> **Data excerpts**:

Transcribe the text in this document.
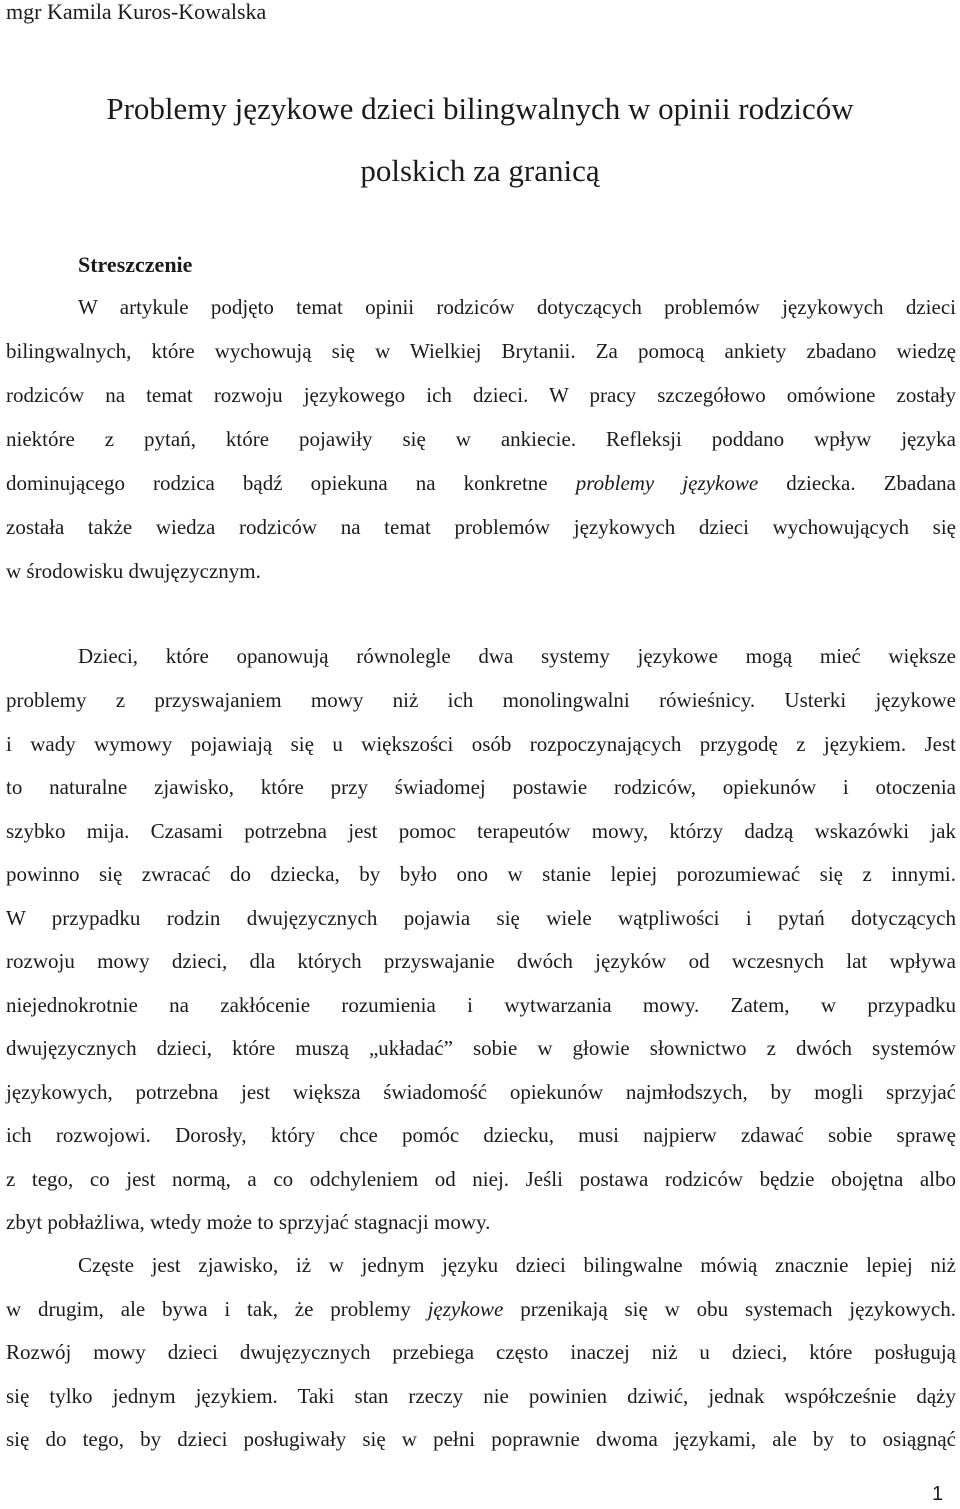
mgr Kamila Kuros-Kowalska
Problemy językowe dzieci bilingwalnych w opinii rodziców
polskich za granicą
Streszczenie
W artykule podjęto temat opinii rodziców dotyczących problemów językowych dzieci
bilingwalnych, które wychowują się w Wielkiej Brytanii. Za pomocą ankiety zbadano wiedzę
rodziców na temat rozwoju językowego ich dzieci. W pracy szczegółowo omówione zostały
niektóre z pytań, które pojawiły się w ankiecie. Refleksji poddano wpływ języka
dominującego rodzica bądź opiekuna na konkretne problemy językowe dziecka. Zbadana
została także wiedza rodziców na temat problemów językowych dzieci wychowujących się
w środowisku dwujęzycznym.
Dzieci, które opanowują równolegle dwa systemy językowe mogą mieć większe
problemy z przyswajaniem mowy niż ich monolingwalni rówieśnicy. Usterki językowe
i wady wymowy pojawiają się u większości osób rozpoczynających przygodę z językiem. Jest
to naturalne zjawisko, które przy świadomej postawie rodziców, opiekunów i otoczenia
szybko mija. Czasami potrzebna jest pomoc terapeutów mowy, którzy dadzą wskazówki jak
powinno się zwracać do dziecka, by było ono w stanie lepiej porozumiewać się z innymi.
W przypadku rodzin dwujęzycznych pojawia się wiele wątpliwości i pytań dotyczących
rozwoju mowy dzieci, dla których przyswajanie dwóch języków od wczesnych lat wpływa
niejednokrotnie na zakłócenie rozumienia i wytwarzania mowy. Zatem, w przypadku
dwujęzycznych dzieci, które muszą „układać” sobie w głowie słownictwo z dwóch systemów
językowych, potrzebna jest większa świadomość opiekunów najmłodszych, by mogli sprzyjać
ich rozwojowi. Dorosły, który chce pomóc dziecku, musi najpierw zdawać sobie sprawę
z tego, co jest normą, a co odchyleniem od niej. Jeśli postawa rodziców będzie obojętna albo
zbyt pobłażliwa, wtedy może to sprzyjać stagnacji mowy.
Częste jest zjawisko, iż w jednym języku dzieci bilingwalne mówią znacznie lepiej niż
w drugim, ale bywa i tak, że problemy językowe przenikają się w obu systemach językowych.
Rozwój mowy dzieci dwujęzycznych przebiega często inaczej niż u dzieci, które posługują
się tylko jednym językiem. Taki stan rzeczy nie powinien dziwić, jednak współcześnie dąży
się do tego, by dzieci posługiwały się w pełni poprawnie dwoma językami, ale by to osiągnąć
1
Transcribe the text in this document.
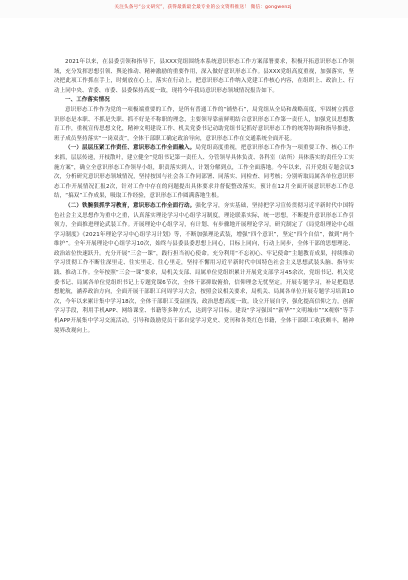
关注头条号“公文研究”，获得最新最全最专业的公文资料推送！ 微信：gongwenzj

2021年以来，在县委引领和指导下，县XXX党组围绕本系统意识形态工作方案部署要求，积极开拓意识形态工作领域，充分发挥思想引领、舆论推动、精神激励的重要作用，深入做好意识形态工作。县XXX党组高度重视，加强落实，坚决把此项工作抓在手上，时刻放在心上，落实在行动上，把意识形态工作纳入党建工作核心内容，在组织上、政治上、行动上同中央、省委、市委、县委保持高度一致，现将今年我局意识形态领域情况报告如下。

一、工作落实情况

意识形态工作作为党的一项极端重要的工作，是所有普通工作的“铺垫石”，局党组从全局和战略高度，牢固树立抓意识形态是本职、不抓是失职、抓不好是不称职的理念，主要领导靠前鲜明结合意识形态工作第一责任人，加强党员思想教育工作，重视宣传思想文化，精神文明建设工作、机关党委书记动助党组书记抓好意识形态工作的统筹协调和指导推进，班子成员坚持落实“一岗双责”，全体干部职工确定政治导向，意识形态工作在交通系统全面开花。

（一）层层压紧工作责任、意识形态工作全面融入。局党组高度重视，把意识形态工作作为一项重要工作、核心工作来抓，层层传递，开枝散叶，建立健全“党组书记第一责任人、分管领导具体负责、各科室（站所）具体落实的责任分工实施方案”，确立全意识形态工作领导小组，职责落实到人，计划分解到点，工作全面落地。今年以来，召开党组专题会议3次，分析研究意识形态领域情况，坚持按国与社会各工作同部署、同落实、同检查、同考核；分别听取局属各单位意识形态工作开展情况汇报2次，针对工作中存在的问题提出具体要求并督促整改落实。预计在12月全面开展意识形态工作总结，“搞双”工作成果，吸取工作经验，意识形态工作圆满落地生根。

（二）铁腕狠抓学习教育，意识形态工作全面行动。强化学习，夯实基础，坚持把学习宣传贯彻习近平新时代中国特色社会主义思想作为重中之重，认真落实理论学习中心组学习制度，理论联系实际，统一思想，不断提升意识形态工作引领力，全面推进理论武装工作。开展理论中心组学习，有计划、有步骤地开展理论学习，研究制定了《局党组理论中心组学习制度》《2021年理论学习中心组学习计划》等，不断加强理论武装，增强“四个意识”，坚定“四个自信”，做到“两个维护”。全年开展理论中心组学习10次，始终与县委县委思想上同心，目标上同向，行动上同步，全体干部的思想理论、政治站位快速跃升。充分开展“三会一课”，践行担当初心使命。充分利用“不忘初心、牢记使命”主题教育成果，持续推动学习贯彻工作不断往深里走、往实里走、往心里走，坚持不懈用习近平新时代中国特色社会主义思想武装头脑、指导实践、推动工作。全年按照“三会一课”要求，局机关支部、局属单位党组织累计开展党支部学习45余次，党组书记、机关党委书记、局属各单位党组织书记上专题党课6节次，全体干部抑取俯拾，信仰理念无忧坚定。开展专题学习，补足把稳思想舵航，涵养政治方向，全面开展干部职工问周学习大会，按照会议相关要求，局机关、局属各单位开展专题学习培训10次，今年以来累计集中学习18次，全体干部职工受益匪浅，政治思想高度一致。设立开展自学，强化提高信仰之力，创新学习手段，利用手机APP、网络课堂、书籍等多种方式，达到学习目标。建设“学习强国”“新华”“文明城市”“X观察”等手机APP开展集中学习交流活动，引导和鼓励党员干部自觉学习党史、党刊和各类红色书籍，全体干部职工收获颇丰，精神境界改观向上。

==

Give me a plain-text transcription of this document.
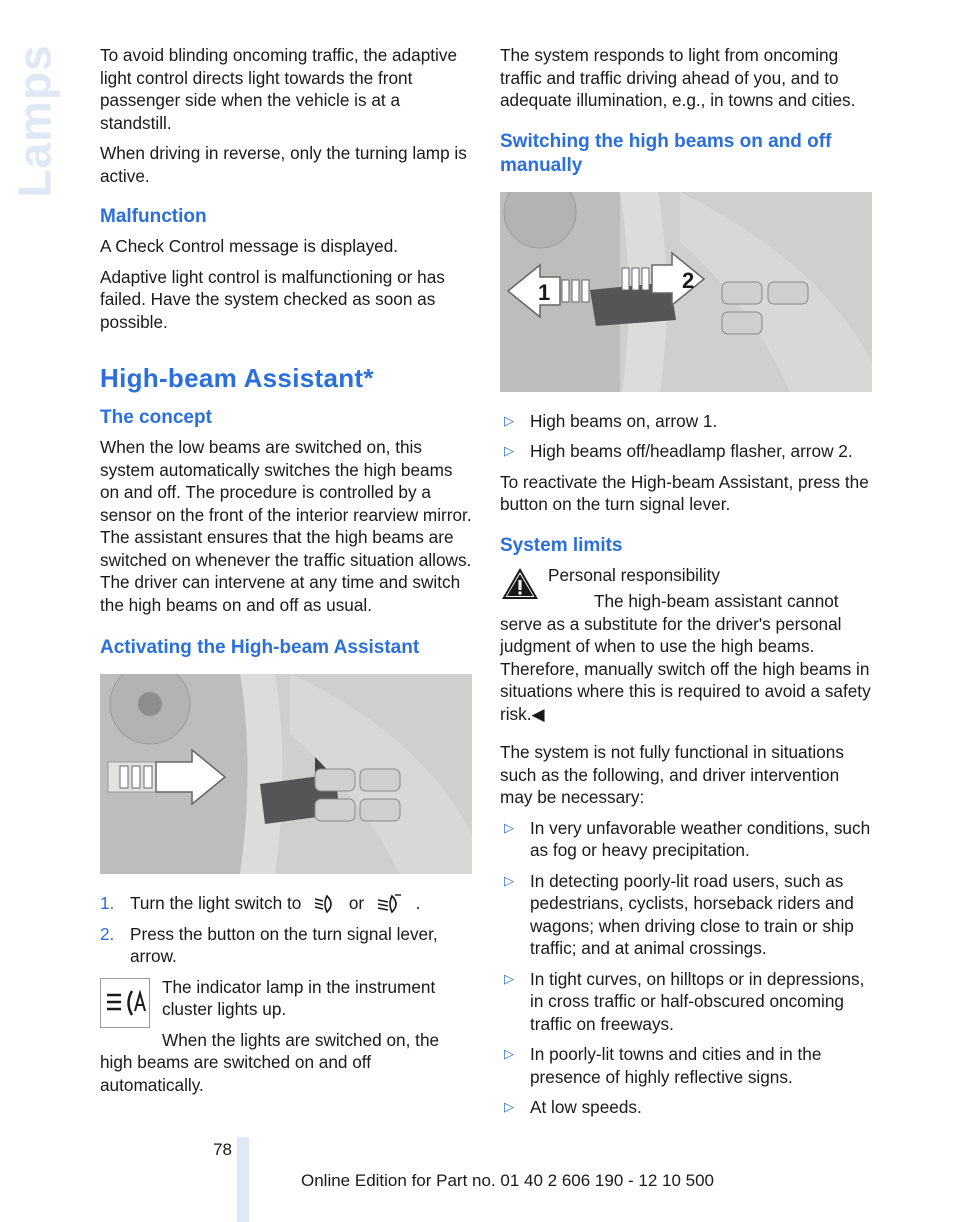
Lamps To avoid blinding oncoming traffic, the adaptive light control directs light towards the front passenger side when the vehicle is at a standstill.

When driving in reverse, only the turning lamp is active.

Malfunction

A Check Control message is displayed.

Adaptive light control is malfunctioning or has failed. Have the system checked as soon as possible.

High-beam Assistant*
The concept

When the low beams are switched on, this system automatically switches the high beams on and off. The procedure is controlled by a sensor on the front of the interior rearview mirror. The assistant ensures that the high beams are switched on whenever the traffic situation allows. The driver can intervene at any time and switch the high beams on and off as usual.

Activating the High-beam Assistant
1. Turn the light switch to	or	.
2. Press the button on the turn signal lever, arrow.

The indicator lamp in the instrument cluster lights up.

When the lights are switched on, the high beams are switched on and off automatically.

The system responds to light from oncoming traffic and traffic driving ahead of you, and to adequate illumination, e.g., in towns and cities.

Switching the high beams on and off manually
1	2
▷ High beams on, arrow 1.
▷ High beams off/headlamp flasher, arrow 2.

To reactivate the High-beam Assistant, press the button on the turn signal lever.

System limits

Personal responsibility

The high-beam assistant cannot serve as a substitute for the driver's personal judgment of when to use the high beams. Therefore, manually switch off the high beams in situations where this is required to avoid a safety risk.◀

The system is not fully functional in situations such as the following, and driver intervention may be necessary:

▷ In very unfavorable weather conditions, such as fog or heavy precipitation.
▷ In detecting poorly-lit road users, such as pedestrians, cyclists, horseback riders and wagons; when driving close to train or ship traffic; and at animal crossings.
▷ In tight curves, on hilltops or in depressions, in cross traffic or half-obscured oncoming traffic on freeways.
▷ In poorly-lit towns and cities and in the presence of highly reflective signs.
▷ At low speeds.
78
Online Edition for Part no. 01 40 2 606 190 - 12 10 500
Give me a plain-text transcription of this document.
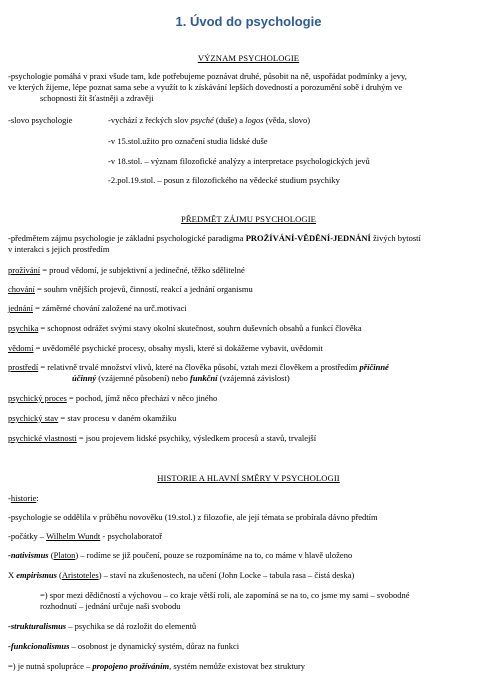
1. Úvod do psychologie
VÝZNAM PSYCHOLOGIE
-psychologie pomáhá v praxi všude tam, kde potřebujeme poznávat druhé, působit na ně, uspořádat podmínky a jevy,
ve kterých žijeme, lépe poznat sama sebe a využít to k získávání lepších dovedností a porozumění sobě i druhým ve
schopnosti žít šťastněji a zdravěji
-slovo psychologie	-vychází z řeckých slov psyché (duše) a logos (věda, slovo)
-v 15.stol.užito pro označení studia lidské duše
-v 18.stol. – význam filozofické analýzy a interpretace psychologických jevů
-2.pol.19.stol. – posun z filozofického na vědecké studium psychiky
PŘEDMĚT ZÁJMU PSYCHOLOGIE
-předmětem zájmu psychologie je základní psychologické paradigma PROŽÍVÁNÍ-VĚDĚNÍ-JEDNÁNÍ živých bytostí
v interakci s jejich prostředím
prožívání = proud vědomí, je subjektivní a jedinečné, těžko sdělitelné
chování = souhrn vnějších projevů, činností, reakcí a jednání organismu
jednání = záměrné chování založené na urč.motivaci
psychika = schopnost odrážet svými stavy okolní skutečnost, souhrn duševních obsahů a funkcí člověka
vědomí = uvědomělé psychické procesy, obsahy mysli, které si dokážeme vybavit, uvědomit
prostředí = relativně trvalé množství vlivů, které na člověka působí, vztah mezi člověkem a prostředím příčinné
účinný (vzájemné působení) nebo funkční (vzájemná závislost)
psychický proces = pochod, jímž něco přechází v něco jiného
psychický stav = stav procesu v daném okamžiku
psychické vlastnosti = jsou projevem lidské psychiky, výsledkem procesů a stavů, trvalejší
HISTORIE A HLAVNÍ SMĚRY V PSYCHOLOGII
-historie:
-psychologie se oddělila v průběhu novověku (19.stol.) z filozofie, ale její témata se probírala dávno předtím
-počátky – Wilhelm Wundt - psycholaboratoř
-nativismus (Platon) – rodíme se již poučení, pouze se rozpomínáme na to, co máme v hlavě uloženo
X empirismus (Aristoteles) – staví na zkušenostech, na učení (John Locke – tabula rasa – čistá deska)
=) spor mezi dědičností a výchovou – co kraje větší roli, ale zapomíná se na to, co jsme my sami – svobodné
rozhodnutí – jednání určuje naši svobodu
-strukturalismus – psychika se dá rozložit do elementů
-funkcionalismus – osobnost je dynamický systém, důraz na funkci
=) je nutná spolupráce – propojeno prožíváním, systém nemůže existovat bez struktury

> **Aim**: Find every line in the records that contains the word "zjawisko"; copy those lines.

> **Output for this task**:
to naturalne zjawisko, które przy świadomej postawie rodziców, opiekunów i otoczenia
Częste jest zjawisko, iż w jednym języku dzieci bilingwalne mówią znacznie lepiej niż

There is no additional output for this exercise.